___ MATERIAL SUPPLIED ___

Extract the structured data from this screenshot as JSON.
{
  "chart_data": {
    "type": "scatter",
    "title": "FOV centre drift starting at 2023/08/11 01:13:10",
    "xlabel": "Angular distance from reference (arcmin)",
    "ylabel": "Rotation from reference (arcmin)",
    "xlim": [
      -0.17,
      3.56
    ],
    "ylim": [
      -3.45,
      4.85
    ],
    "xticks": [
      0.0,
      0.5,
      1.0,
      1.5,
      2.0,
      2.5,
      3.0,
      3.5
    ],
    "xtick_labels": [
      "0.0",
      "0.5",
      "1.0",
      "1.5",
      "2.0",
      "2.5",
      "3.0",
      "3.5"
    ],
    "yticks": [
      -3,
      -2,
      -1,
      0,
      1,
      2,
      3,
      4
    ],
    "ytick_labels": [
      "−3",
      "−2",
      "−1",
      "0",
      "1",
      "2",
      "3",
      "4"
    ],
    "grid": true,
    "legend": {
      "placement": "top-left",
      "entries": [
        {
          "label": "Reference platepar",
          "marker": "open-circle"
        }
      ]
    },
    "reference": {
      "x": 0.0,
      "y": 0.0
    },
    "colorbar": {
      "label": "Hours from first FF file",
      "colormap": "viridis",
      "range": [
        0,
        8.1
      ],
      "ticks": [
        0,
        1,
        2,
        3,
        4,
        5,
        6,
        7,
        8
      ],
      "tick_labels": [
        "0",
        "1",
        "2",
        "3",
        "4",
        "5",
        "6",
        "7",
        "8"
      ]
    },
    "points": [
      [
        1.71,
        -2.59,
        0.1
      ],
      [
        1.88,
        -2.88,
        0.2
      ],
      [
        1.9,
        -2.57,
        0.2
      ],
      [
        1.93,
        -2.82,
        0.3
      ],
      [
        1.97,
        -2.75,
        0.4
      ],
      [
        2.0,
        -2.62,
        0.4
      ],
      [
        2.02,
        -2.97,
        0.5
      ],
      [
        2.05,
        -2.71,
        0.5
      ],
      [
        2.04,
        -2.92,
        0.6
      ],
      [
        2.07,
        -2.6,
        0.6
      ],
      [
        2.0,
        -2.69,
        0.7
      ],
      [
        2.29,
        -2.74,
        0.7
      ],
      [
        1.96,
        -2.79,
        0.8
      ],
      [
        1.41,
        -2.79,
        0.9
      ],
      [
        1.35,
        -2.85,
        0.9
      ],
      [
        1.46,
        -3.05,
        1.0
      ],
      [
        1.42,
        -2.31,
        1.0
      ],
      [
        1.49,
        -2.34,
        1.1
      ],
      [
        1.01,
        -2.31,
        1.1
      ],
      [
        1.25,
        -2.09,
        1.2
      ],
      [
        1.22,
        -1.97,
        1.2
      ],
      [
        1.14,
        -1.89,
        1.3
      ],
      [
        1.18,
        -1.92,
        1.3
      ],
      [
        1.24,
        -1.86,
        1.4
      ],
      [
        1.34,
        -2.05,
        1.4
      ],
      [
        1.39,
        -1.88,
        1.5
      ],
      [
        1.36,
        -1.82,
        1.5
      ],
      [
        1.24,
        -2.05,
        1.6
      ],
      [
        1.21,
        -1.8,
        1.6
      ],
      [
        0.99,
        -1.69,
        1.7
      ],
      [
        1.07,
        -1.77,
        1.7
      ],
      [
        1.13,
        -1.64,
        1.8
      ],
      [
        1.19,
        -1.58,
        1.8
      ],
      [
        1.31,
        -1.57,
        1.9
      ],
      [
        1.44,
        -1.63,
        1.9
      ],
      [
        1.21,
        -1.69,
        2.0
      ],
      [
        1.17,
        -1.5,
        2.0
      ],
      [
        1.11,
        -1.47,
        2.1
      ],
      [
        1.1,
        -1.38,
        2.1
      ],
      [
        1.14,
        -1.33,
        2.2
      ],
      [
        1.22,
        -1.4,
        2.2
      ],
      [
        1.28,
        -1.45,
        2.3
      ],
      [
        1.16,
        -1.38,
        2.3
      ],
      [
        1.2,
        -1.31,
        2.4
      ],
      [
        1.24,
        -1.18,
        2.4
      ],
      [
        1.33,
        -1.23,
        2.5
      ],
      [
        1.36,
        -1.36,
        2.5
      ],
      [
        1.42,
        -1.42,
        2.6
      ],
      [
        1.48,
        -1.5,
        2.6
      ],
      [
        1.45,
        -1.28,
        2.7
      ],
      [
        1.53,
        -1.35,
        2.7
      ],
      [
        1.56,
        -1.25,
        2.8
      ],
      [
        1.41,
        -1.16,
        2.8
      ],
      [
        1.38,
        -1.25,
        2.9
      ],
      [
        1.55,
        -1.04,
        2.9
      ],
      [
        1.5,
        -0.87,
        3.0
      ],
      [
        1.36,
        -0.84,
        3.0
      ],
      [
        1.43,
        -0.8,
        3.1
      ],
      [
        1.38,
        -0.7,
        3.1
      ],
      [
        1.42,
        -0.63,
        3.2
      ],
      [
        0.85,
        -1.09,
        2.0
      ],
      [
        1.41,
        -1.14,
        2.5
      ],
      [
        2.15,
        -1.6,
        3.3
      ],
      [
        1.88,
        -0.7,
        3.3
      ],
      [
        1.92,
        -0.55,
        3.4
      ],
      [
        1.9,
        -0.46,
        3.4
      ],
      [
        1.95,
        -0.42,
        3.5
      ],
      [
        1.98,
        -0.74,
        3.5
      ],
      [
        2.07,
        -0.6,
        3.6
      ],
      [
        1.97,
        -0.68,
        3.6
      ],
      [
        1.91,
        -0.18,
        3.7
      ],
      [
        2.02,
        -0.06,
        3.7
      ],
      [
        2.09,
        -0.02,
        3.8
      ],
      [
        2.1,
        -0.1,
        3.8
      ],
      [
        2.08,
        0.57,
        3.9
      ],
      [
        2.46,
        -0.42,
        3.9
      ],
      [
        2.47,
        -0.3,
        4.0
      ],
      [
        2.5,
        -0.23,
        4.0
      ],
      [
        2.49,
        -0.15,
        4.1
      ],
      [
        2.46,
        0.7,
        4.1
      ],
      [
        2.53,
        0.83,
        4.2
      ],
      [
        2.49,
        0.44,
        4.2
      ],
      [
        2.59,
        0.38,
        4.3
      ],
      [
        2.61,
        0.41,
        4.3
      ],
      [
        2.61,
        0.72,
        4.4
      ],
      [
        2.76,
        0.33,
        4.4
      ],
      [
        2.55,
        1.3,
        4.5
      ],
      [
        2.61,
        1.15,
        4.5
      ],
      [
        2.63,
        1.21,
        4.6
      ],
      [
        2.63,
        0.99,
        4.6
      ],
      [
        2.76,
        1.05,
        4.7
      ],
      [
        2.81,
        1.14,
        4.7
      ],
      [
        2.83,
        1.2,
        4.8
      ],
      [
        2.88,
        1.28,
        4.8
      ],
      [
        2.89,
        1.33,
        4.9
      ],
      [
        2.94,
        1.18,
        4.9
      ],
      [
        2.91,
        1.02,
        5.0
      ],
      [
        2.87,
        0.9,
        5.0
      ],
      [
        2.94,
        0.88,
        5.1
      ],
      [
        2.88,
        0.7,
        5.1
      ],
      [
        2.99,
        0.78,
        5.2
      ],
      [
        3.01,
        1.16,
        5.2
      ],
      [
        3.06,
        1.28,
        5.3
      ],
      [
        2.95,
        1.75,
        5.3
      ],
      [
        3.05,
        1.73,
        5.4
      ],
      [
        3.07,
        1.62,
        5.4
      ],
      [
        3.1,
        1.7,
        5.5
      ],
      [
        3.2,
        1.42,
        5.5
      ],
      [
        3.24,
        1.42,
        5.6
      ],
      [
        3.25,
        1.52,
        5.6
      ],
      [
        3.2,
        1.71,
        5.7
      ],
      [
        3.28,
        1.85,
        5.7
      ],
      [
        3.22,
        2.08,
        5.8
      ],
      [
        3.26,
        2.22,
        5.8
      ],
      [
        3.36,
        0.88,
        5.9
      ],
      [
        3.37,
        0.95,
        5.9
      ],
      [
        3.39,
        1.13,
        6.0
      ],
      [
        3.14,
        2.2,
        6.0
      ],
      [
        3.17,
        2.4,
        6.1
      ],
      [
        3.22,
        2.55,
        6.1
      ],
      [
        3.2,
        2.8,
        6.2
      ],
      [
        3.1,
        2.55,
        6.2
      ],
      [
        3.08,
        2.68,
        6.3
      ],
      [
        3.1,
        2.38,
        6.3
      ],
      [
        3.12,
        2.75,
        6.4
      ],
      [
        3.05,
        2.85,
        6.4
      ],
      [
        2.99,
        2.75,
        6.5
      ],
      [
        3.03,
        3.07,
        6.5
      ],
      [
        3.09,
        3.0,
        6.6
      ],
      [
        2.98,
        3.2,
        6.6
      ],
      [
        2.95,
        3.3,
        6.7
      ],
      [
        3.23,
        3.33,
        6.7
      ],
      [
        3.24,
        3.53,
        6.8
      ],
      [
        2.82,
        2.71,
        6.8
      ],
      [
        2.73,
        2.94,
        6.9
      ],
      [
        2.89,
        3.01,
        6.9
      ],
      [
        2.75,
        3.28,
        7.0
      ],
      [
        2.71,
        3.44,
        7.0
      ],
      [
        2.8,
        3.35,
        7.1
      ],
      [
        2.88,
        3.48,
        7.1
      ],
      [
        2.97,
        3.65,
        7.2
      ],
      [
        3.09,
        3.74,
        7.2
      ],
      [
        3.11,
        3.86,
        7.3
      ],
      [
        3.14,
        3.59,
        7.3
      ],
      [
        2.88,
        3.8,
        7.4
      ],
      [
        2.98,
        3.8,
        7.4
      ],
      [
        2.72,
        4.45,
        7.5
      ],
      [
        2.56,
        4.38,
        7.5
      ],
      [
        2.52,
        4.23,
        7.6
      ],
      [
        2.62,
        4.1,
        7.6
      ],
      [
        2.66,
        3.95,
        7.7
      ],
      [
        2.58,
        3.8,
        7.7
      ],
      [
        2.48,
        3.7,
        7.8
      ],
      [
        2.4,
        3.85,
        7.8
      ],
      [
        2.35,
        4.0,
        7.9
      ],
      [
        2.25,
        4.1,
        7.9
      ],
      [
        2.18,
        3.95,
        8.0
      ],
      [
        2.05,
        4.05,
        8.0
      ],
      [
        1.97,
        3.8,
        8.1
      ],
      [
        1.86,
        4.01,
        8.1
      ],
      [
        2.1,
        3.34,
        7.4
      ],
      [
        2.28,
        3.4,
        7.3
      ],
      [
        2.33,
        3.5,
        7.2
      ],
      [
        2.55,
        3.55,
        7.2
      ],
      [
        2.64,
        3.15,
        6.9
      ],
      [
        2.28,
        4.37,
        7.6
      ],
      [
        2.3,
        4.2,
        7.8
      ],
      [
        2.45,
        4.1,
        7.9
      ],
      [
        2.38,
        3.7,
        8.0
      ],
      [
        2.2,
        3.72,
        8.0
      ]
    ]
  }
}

___

→ THE PROBLEM:
Review the preceding data and report every line that includes the string "arcmin".

→ RESULT:
    "xlabel": "Angular distance from reference (arcmin)",
    "ylabel": "Rotation from reference (arcmin)",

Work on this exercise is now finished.